(Stored records)

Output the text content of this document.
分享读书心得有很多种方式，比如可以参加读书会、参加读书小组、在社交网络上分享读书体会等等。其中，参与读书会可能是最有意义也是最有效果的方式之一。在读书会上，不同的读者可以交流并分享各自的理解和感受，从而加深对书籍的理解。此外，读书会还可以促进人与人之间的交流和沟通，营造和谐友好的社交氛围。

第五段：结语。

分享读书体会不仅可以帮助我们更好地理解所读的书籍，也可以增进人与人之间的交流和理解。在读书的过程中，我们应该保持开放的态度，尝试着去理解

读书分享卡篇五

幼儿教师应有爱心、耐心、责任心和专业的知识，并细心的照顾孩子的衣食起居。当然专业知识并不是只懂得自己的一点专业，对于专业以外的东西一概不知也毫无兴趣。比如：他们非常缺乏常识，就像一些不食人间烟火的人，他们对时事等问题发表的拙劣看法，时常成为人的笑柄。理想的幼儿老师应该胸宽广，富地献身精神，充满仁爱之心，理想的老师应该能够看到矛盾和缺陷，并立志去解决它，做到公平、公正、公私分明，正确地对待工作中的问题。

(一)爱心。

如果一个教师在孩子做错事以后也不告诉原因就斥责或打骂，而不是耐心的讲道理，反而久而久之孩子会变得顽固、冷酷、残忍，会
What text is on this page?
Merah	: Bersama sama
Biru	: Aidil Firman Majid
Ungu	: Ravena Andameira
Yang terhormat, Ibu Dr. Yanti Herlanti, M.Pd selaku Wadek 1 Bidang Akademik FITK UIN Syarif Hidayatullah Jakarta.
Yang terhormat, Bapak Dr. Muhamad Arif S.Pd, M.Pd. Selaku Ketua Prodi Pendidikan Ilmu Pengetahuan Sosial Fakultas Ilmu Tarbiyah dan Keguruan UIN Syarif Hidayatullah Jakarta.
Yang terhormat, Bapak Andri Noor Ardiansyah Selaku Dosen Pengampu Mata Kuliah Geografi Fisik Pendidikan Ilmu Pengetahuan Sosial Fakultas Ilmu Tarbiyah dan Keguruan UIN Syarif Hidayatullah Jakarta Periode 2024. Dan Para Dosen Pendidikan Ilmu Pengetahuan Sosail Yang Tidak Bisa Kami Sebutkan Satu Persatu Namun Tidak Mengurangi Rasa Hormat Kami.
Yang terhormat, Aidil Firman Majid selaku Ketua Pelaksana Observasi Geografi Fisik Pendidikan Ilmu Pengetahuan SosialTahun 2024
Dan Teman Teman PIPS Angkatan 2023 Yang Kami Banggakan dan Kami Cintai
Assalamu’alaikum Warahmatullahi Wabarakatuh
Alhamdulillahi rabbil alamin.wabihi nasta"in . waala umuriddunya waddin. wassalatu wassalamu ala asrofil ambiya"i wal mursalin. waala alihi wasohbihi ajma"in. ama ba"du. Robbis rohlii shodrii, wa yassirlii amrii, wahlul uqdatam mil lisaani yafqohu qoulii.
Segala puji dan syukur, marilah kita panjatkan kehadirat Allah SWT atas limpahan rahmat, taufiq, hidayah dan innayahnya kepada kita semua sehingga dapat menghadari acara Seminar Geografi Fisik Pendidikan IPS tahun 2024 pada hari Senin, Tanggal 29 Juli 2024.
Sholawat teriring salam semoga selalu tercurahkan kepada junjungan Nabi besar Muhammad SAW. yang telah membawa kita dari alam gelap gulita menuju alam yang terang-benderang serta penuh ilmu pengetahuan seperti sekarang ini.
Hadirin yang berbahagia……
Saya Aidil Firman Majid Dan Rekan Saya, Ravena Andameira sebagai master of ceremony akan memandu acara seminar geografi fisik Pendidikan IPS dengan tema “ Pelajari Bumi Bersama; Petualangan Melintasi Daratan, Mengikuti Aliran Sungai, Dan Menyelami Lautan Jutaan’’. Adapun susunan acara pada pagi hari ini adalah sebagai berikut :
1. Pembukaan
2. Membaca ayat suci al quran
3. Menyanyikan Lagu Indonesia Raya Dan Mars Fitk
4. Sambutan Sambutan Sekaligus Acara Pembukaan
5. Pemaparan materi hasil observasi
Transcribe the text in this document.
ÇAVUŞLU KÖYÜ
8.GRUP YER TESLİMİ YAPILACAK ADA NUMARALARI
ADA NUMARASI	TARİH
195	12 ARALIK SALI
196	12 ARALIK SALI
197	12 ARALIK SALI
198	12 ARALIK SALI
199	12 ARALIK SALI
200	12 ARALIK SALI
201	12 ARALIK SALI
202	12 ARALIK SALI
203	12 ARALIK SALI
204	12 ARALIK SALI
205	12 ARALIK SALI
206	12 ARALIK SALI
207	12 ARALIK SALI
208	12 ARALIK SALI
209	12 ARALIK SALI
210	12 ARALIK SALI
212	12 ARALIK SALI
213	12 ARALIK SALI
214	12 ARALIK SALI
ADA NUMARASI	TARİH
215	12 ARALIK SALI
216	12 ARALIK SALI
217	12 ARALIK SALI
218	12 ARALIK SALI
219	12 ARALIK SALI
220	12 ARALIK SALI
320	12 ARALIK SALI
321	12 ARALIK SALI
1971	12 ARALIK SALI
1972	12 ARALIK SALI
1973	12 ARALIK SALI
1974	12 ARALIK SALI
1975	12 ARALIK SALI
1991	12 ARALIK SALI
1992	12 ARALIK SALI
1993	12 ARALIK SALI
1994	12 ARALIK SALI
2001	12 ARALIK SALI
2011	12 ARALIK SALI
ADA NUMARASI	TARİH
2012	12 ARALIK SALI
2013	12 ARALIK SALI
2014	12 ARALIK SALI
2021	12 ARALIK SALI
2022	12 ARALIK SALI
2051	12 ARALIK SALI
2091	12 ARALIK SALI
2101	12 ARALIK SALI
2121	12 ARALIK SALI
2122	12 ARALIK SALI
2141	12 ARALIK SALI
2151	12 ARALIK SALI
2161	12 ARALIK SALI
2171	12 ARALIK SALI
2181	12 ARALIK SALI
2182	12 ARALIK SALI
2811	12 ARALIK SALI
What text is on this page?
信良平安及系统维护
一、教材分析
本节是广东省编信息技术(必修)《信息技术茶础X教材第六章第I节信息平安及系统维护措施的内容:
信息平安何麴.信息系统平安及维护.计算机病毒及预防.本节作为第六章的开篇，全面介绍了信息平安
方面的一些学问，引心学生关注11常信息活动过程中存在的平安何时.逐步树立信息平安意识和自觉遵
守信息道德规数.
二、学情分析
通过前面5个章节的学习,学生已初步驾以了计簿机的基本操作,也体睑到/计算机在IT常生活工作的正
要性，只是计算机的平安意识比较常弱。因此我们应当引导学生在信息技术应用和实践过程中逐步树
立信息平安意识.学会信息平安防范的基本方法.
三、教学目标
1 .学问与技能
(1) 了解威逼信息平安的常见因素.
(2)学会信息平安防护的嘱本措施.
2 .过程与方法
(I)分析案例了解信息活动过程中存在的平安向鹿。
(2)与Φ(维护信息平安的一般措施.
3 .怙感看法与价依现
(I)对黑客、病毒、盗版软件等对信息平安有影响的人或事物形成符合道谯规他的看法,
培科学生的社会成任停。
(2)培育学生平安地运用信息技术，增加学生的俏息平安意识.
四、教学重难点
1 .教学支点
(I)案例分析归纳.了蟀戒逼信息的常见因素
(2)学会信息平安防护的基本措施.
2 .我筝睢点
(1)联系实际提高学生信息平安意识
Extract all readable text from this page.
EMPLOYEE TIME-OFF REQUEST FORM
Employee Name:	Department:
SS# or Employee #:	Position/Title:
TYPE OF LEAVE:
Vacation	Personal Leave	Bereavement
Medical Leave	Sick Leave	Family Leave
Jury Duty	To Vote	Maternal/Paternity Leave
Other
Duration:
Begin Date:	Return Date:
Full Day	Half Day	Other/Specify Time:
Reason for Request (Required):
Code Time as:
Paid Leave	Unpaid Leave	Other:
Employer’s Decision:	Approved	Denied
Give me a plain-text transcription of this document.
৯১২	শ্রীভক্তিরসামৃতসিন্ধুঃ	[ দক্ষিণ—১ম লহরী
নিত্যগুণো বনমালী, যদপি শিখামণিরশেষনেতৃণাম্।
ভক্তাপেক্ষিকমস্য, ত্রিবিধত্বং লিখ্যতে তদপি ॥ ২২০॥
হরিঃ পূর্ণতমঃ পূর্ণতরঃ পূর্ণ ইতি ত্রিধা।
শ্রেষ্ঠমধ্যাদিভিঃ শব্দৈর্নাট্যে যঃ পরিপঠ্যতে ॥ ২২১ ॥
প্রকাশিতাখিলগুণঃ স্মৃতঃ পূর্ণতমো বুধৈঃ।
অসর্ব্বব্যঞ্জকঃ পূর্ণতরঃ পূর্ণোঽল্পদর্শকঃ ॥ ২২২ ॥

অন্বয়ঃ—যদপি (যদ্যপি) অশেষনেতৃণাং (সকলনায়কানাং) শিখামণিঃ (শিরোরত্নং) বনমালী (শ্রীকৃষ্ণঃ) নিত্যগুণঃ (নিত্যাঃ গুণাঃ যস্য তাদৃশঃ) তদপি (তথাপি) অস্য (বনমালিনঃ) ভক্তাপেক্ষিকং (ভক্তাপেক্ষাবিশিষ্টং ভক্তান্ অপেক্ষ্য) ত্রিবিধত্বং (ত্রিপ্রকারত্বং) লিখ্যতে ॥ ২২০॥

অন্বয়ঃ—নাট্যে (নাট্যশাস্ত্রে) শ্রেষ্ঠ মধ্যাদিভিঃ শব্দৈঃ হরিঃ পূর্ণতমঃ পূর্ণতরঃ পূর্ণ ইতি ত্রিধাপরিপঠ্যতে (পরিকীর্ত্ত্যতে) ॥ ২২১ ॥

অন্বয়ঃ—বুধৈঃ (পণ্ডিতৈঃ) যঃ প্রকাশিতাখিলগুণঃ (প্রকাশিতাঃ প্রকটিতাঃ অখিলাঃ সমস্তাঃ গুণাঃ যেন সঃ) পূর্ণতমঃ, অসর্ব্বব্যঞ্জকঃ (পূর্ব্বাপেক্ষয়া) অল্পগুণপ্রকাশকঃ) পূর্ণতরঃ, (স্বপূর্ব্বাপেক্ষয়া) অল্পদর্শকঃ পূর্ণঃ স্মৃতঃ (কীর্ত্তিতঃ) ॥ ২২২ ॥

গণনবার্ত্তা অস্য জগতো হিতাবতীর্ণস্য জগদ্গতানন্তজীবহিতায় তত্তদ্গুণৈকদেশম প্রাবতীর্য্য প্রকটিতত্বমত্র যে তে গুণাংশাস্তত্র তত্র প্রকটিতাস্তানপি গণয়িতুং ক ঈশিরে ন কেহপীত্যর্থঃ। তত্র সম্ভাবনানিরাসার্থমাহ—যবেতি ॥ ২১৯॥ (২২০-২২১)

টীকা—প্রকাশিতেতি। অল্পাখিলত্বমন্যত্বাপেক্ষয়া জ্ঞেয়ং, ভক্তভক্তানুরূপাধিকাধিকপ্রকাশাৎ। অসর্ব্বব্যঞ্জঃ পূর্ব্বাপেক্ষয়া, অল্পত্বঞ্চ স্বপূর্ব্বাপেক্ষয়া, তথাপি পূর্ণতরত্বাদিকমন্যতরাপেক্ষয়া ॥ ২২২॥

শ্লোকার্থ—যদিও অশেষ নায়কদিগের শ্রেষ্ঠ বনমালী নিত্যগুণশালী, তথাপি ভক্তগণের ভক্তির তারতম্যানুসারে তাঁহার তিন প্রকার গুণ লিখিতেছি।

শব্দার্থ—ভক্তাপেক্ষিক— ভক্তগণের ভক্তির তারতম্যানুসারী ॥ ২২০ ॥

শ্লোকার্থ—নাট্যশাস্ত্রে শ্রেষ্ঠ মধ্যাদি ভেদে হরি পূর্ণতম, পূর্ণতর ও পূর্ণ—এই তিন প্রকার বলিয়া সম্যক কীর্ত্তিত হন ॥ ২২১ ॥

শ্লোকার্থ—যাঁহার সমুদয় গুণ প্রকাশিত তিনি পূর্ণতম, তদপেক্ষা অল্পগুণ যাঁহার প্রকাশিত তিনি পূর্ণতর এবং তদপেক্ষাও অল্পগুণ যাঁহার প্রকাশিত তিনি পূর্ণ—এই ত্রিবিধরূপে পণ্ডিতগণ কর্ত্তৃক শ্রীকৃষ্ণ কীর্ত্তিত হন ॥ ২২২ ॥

__Set exercise__. State, as a bare number, how many lines of the listing hold the word "text".

__Response to the exercise__. 6